(Recorded data)
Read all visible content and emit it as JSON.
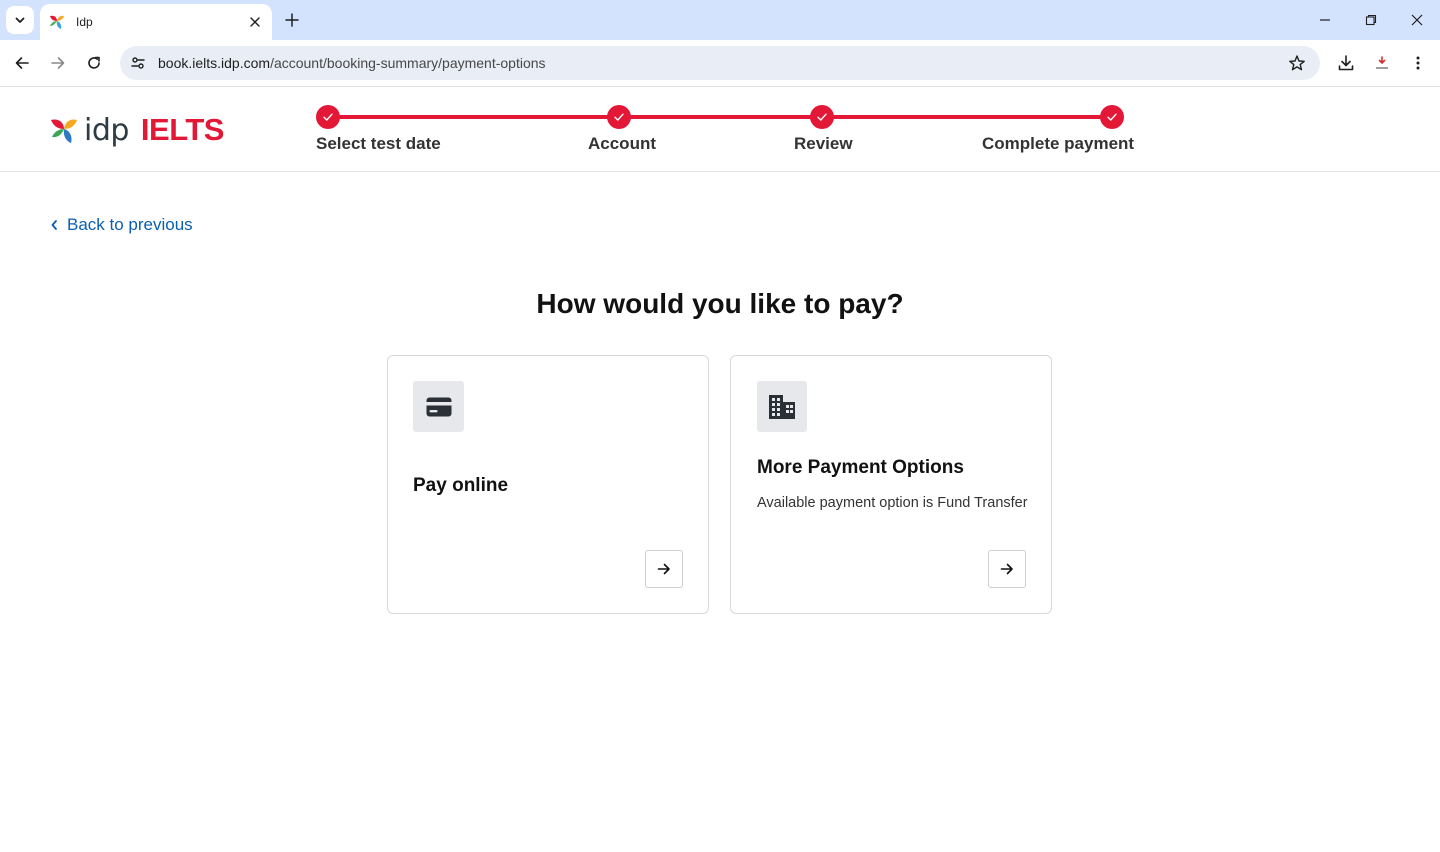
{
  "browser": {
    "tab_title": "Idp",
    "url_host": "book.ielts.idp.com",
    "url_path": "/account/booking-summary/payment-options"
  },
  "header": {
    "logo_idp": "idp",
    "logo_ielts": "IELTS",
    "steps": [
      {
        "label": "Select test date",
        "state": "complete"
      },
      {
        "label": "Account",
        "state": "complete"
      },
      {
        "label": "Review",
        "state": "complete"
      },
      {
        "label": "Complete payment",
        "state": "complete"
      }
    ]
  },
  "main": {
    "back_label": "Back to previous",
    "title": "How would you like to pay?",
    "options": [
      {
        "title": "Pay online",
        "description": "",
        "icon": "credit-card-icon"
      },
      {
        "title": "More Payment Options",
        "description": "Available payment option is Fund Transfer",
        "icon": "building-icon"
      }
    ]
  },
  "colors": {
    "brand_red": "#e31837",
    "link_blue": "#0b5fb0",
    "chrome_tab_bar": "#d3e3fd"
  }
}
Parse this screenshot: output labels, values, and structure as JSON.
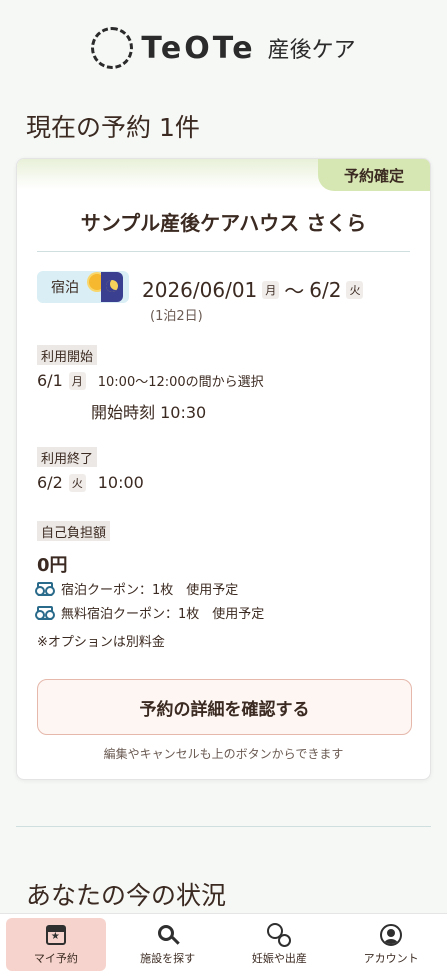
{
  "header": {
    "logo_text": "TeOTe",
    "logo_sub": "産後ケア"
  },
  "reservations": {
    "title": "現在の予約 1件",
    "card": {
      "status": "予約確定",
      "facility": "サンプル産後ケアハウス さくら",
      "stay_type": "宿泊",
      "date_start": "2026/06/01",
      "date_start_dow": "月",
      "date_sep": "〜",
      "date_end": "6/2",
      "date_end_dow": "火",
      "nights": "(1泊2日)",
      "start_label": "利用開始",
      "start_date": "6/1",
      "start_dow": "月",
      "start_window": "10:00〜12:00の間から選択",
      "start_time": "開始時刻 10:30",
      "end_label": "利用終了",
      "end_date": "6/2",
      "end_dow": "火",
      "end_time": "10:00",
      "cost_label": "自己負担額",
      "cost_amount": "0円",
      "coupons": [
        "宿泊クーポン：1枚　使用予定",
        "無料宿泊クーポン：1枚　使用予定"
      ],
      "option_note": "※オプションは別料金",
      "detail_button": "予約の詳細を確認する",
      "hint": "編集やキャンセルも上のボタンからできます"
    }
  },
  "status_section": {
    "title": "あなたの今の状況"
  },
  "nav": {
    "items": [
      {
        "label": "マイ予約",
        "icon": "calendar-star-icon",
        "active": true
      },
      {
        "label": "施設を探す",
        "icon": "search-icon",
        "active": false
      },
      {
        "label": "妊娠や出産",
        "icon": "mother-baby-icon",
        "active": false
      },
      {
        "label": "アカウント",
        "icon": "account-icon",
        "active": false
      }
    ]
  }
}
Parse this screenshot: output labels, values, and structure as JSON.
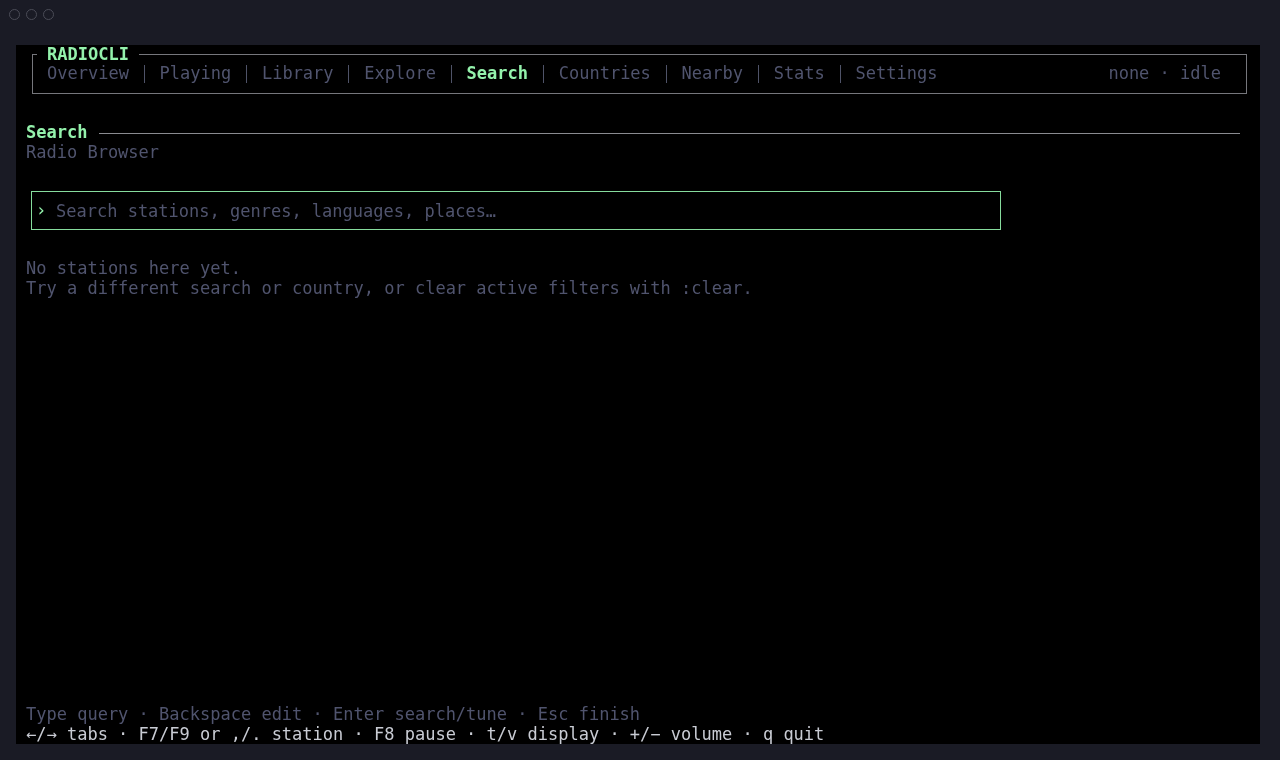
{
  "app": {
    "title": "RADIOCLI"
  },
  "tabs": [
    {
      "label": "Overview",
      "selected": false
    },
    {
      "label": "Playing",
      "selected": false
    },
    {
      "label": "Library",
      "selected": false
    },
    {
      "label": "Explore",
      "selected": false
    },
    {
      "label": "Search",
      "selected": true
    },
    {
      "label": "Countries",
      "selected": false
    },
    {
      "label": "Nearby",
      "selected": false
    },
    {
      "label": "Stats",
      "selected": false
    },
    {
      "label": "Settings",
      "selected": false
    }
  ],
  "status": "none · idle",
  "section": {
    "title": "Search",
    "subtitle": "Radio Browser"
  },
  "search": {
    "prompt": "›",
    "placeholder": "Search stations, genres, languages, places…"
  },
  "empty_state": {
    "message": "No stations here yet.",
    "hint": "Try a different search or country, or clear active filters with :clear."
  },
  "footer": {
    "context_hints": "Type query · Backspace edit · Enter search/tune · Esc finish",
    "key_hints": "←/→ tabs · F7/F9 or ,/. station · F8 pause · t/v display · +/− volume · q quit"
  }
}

==

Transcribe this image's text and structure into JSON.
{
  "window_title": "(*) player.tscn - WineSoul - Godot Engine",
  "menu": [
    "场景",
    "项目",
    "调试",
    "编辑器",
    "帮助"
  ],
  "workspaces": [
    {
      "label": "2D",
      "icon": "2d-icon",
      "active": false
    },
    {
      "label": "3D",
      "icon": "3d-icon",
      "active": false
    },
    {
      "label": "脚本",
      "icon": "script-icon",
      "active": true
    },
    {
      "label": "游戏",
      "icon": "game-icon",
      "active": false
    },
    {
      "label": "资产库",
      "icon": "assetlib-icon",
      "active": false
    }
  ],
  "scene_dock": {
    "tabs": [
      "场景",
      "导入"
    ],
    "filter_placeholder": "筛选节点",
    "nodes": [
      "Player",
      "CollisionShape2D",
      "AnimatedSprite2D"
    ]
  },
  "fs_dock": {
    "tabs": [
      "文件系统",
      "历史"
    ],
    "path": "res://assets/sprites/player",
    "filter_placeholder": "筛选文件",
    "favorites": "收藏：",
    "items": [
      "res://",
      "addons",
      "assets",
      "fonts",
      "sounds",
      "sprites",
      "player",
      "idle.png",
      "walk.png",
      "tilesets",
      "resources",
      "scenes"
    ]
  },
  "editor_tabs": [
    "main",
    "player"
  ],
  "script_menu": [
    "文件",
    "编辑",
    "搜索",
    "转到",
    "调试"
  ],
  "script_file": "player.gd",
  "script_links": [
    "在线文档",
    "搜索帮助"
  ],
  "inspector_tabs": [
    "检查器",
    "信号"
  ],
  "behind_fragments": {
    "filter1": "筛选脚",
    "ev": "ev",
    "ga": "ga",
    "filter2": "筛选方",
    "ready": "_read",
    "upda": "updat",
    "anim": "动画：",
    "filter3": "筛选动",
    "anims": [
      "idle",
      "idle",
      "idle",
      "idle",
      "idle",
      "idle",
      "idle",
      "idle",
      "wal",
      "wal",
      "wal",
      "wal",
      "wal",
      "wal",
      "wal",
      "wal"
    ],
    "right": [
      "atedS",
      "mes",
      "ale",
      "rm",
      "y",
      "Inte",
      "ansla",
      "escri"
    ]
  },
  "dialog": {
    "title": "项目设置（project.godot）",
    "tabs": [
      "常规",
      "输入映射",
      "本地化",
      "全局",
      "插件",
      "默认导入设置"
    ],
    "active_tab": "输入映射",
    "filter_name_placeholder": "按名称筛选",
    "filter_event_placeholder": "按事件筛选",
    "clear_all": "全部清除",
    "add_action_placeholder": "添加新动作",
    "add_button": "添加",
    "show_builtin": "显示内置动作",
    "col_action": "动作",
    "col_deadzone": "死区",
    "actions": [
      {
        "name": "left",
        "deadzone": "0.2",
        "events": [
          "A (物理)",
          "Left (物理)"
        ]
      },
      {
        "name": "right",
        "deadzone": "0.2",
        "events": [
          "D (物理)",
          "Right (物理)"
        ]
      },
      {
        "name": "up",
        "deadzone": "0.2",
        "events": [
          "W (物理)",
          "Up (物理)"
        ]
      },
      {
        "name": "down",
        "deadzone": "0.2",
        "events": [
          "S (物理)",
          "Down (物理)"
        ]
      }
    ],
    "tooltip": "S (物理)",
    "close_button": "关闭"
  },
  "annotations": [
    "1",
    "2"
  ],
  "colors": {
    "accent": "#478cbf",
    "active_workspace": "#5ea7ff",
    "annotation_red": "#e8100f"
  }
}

Written task:
Scan the lines above for "assets", then copy every one that has it.

Result of this exercise:
    "path": "res://assets/sprites/player",
      "assets",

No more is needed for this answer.